**TASK PROMPT:**
Reproduce the listing word for word, leaving every picture behind.

[Recorded data]
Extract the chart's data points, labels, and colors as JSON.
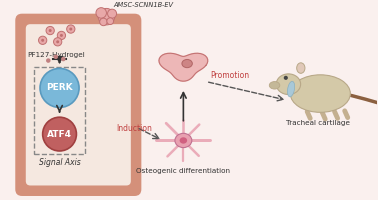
{
  "bg_color": "#faf0ee",
  "cell_wall_color": "#d4907a",
  "cell_interior_color": "#f5e8e0",
  "perk_circle_color": "#7ab8d9",
  "perk_circle_edge": "#5a9abf",
  "atf4_circle_color": "#c06060",
  "atf4_circle_edge": "#a04040",
  "box_dash_color": "#888888",
  "arrow_color": "#333333",
  "red_arrow_color": "#c04040",
  "dashed_arrow_color": "#555555",
  "dark_text_color": "#333333",
  "title": "AMSC-SCNN1B-EV",
  "pf127_label": "PF127-Hydrogel",
  "perk_label": "PERK",
  "atf4_label": "ATF4",
  "signal_label": "Signal Axis",
  "induction_label": "Induction",
  "osteo_label": "Osteogenic differentiation",
  "promotion_label": "Promotion",
  "tracheal_label": "Tracheal cartilage"
}
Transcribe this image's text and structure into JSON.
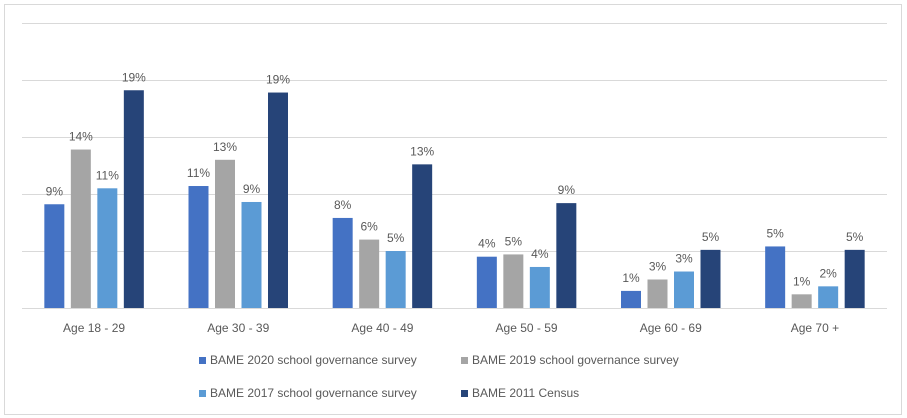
{
  "chart_data": {
    "type": "bar",
    "title": "",
    "xlabel": "",
    "ylabel": "",
    "ylim": [
      0,
      25
    ],
    "y_gridline_step": 5,
    "grid": true,
    "y_axis_labels_visible": false,
    "legend_position": "bottom",
    "categories": [
      "Age 18 - 29",
      "Age 30 - 39",
      "Age 40 - 49",
      "Age 50 - 59",
      "Age 60 - 69",
      "Age 70 +"
    ],
    "series": [
      {
        "name": "BAME 2020 school governance survey",
        "color": "#4472C4",
        "values": [
          9.1,
          10.7,
          7.9,
          4.5,
          1.5,
          5.4
        ],
        "labels": [
          "9%",
          "11%",
          "8%",
          "4%",
          "1%",
          "5%"
        ]
      },
      {
        "name": "BAME 2019 school governance survey",
        "color": "#A5A5A5",
        "values": [
          13.9,
          13.0,
          6.0,
          4.7,
          2.5,
          1.2
        ],
        "labels": [
          "14%",
          "13%",
          "6%",
          "5%",
          "3%",
          "1%"
        ]
      },
      {
        "name": "BAME 2017 school governance survey",
        "color": "#5B9BD5",
        "values": [
          10.5,
          9.3,
          5.0,
          3.6,
          3.2,
          1.9
        ],
        "labels": [
          "11%",
          "9%",
          "5%",
          "4%",
          "3%",
          "2%"
        ]
      },
      {
        "name": "BAME 2011 Census",
        "color": "#264478",
        "values": [
          19.1,
          18.9,
          12.6,
          9.2,
          5.1,
          5.1
        ],
        "labels": [
          "19%",
          "19%",
          "13%",
          "9%",
          "5%",
          "5%"
        ]
      }
    ]
  }
}
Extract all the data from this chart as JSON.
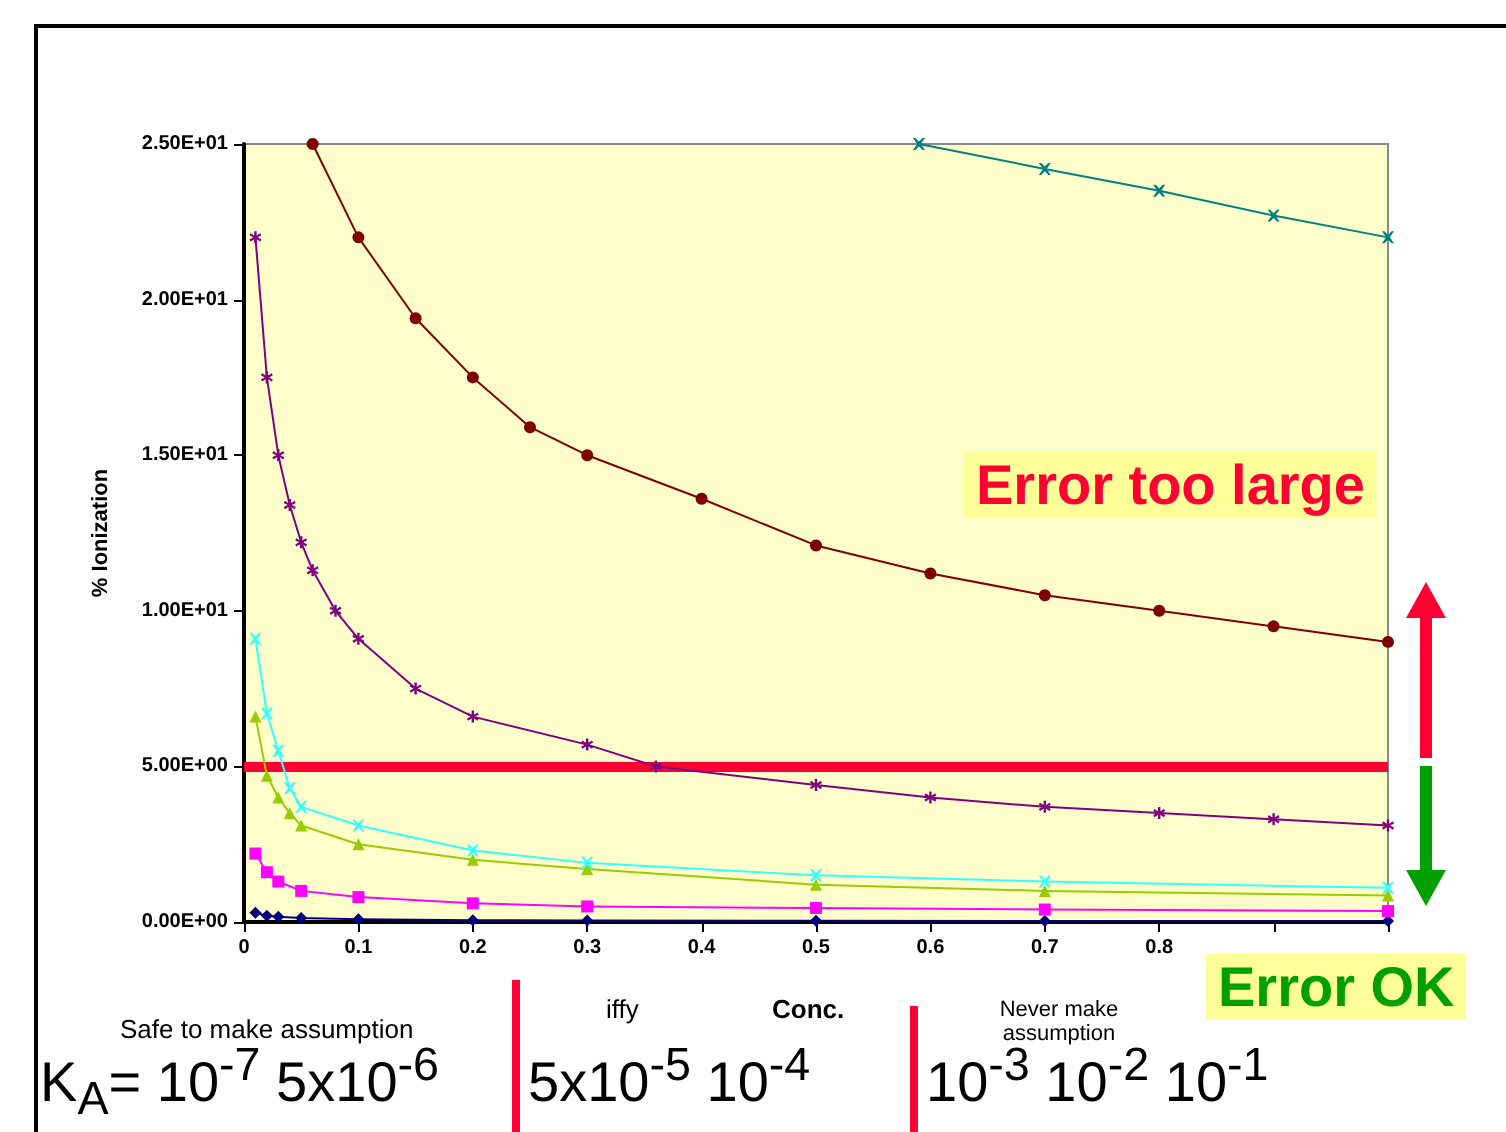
{
  "chart_data": {
    "type": "line",
    "xlabel": "Conc.",
    "ylabel": "% Ionization",
    "xlim": [
      0,
      1
    ],
    "xticks": [
      0,
      0.1,
      0.2,
      0.3,
      0.4,
      0.5,
      0.6,
      0.7,
      0.8,
      {
        "value": 0.9,
        "label": null
      },
      {
        "value": 1,
        "label": null
      }
    ],
    "ylim": [
      0,
      25
    ],
    "yticks": [
      {
        "value": 0,
        "label": "0.00E+00"
      },
      {
        "value": 5,
        "label": "5.00E+00"
      },
      {
        "value": 10,
        "label": "1.00E+01"
      },
      {
        "value": 15,
        "label": "1.50E+01"
      },
      {
        "value": 20,
        "label": "2.00E+01"
      },
      {
        "value": 25,
        "label": "2.50E+01"
      }
    ],
    "grid": false,
    "series": [
      {
        "color": "#000080",
        "marker": "diamond",
        "x": [
          0.01,
          0.02,
          0.03,
          0.05,
          0.1,
          0.2,
          0.3,
          0.5,
          0.7,
          1
        ],
        "values": [
          0.3,
          0.2,
          0.17,
          0.13,
          0.09,
          0.06,
          0.05,
          0.04,
          0.03,
          0.03
        ]
      },
      {
        "color": "#ff00ff",
        "marker": "square",
        "x": [
          0.01,
          0.02,
          0.03,
          0.05,
          0.1,
          0.2,
          0.3,
          0.5,
          0.7,
          1
        ],
        "values": [
          2.2,
          1.6,
          1.3,
          1.0,
          0.8,
          0.6,
          0.5,
          0.45,
          0.4,
          0.35
        ]
      },
      {
        "color": "#99cc00",
        "marker": "triangle",
        "x": [
          0.01,
          0.02,
          0.03,
          0.04,
          0.05,
          0.1,
          0.2,
          0.3,
          0.5,
          0.7,
          1
        ],
        "values": [
          6.6,
          4.7,
          4.0,
          3.5,
          3.1,
          2.5,
          2.0,
          1.7,
          1.2,
          1.0,
          0.85
        ]
      },
      {
        "color": "#33ffff",
        "marker": "cross",
        "x": [
          0.01,
          0.02,
          0.03,
          0.04,
          0.05,
          0.1,
          0.2,
          0.3,
          0.5,
          0.7,
          1
        ],
        "values": [
          9.1,
          6.7,
          5.5,
          4.3,
          3.7,
          3.1,
          2.3,
          1.9,
          1.5,
          1.3,
          1.1
        ]
      },
      {
        "color": "#800080",
        "marker": "star",
        "x": [
          0.01,
          0.02,
          0.03,
          0.04,
          0.05,
          0.06,
          0.08,
          0.1,
          0.15,
          0.2,
          0.3,
          0.36,
          0.5,
          0.6,
          0.7,
          0.8,
          0.9,
          1
        ],
        "values": [
          22,
          17.5,
          15,
          13.4,
          12.2,
          11.3,
          10,
          9.1,
          7.5,
          6.6,
          5.7,
          5.0,
          4.4,
          4.0,
          3.7,
          3.5,
          3.3,
          3.1
        ]
      },
      {
        "color": "#800000",
        "marker": "circle",
        "x": [
          0.06,
          0.1,
          0.15,
          0.2,
          0.25,
          0.3,
          0.4,
          0.5,
          0.6,
          0.7,
          0.8,
          0.9,
          1
        ],
        "values": [
          25,
          22,
          19.4,
          17.5,
          15.9,
          15,
          13.6,
          12.1,
          11.2,
          10.5,
          10,
          9.5,
          9
        ]
      },
      {
        "color": "#008080",
        "marker": "cross",
        "x": [
          0.59,
          0.7,
          0.8,
          0.9,
          1
        ],
        "values": [
          25,
          24.2,
          23.5,
          22.7,
          22
        ]
      }
    ],
    "ref_lines": [
      {
        "axis": "y",
        "value": 5,
        "color": "#ff0033"
      }
    ],
    "annotations": [
      "Error too large",
      "Error OK",
      "Safe to make assumption",
      "iffy",
      "Never make assumption",
      "K$_{A}$= 10$^{-7}$  5x10$^{-6}$ ",
      "5x10$^{-5}$   10$^{-4}$ ",
      "10$^{-3}$   10$^{-2}$  10$^{-1}$"
    ]
  }
}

**RESULT:**
Extract the chart's data points, labels, and colors as JSON.
{
  "bg_color": "#faf0ee",
  "cell_wall_color": "#d4907a",
  "cell_interior_color": "#f5e8e0",
  "perk_circle_color": "#7ab8d9",
  "perk_circle_edge": "#5a9abf",
  "atf4_circle_color": "#c06060",
  "atf4_circle_edge": "#a04040",
  "box_dash_color": "#888888",
  "arrow_color": "#333333",
  "red_arrow_color": "#c04040",
  "dashed_arrow_color": "#555555",
  "dark_text_color": "#333333",
  "title": "AMSC-SCNN1B-EV",
  "pf127_label": "PF127-Hydrogel",
  "perk_label": "PERK",
  "atf4_label": "ATF4",
  "signal_label": "Signal Axis",
  "induction_label": "Induction",
  "osteo_label": "Osteogenic differentiation",
  "promotion_label": "Promotion",
  "tracheal_label": "Tracheal cartilage"
}
Transcribe this image's text and structure into JSON.
{
  "chart_data": {
    "type": "bar",
    "title": "",
    "xlabel": "",
    "ylabel": "",
    "ylim": [
      0,
      25
    ],
    "y_gridline_step": 5,
    "grid": true,
    "y_axis_labels_visible": false,
    "legend_position": "bottom",
    "categories": [
      "Age 18 - 29",
      "Age 30 - 39",
      "Age 40 - 49",
      "Age 50 - 59",
      "Age 60 - 69",
      "Age 70 +"
    ],
    "series": [
      {
        "name": "BAME 2020 school governance survey",
        "color": "#4472C4",
        "values": [
          9.1,
          10.7,
          7.9,
          4.5,
          1.5,
          5.4
        ],
        "labels": [
          "9%",
          "11%",
          "8%",
          "4%",
          "1%",
          "5%"
        ]
      },
      {
        "name": "BAME 2019 school governance survey",
        "color": "#A5A5A5",
        "values": [
          13.9,
          13.0,
          6.0,
          4.7,
          2.5,
          1.2
        ],
        "labels": [
          "14%",
          "13%",
          "6%",
          "5%",
          "3%",
          "1%"
        ]
      },
      {
        "name": "BAME 2017 school governance survey",
        "color": "#5B9BD5",
        "values": [
          10.5,
          9.3,
          5.0,
          3.6,
          3.2,
          1.9
        ],
        "labels": [
          "11%",
          "9%",
          "5%",
          "4%",
          "3%",
          "2%"
        ]
      },
      {
        "name": "BAME 2011 Census",
        "color": "#264478",
        "values": [
          19.1,
          18.9,
          12.6,
          9.2,
          5.1,
          5.1
        ],
        "labels": [
          "19%",
          "19%",
          "13%",
          "9%",
          "5%",
          "5%"
        ]
      }
    ]
  }
}
Extract all the data from this chart as JSON.
{
  "chart_data": {
    "type": "line",
    "xlabel": "Conc.",
    "ylabel": "% Ionization",
    "xlim": [
      0,
      1
    ],
    "xticks": [
      0,
      0.1,
      0.2,
      0.3,
      0.4,
      0.5,
      0.6,
      0.7,
      0.8,
      {
        "value": 0.9,
        "label": null
      },
      {
        "value": 1,
        "label": null
      }
    ],
    "ylim": [
      0,
      25
    ],
    "yticks": [
      {
        "value": 0,
        "label": "0.00E+00"
      },
      {
        "value": 5,
        "label": "5.00E+00"
      },
      {
        "value": 10,
        "label": "1.00E+01"
      },
      {
        "value": 15,
        "label": "1.50E+01"
      },
      {
        "value": 20,
        "label": "2.00E+01"
      },
      {
        "value": 25,
        "label": "2.50E+01"
      }
    ],
    "grid": false,
    "series": [
      {
        "color": "#000080",
        "marker": "diamond",
        "x": [
          0.01,
          0.02,
          0.03,
          0.05,
          0.1,
          0.2,
          0.3,
          0.5,
          0.7,
          1
        ],
        "values": [
          0.3,
          0.2,
          0.17,
          0.13,
          0.09,
          0.06,
          0.05,
          0.04,
          0.03,
          0.03
        ]
      },
      {
        "color": "#ff00ff",
        "marker": "square",
        "x": [
          0.01,
          0.02,
          0.03,
          0.05,
          0.1,
          0.2,
          0.3,
          0.5,
          0.7,
          1
        ],
        "values": [
          2.2,
          1.6,
          1.3,
          1.0,
          0.8,
          0.6,
          0.5,
          0.45,
          0.4,
          0.35
        ]
      },
      {
        "color": "#99cc00",
        "marker": "triangle",
        "x": [
          0.01,
          0.02,
          0.03,
          0.04,
          0.05,
          0.1,
          0.2,
          0.3,
          0.5,
          0.7,
          1
        ],
        "values": [
          6.6,
          4.7,
          4.0,
          3.5,
          3.1,
          2.5,
          2.0,
          1.7,
          1.2,
          1.0,
          0.85
        ]
      },
      {
        "color": "#33ffff",
        "marker": "cross",
        "x": [
          0.01,
          0.02,
          0.03,
          0.04,
          0.05,
          0.1,
          0.2,
          0.3,
          0.5,
          0.7,
          1
        ],
        "values": [
          9.1,
          6.7,
          5.5,
          4.3,
          3.7,
          3.1,
          2.3,
          1.9,
          1.5,
          1.3,
          1.1
        ]
      },
      {
        "color": "#800080",
        "marker": "star",
        "x": [
          0.01,
          0.02,
          0.03,
          0.04,
          0.05,
          0.06,
          0.08,
          0.1,
          0.15,
          0.2,
          0.3,
          0.36,
          0.5,
          0.6,
          0.7,
          0.8,
          0.9,
          1
        ],
        "values": [
          22,
          17.5,
          15,
          13.4,
          12.2,
          11.3,
          10,
          9.1,
          7.5,
          6.6,
          5.7,
          5.0,
          4.4,
          4.0,
          3.7,
          3.5,
          3.3,
          3.1
        ]
      },
      {
        "color": "#800000",
        "marker": "circle",
        "x": [
          0.06,
          0.1,
          0.15,
          0.2,
          0.25,
          0.3,
          0.4,
          0.5,
          0.6,
          0.7,
          0.8,
          0.9,
          1
        ],
        "values": [
          25,
          22,
          19.4,
          17.5,
          15.9,
          15,
          13.6,
          12.1,
          11.2,
          10.5,
          10,
          9.5,
          9
        ]
      },
      {
        "color": "#008080",
        "marker": "cross",
        "x": [
          0.59,
          0.7,
          0.8,
          0.9,
          1
        ],
        "values": [
          25,
          24.2,
          23.5,
          22.7,
          22
        ]
      }
    ],
    "ref_lines": [
      {
        "axis": "y",
        "value": 5,
        "color": "#ff0033"
      }
    ],
    "annotations": [
      "Error too large",
      "Error OK",
      "Safe to make assumption",
      "iffy",
      "Never make assumption",
      "K$_{A}$= 10$^{-7}$  5x10$^{-6}$ ",
      "5x10$^{-5}$   10$^{-4}$ ",
      "10$^{-3}$   10$^{-2}$  10$^{-1}$"
    ]
  }
}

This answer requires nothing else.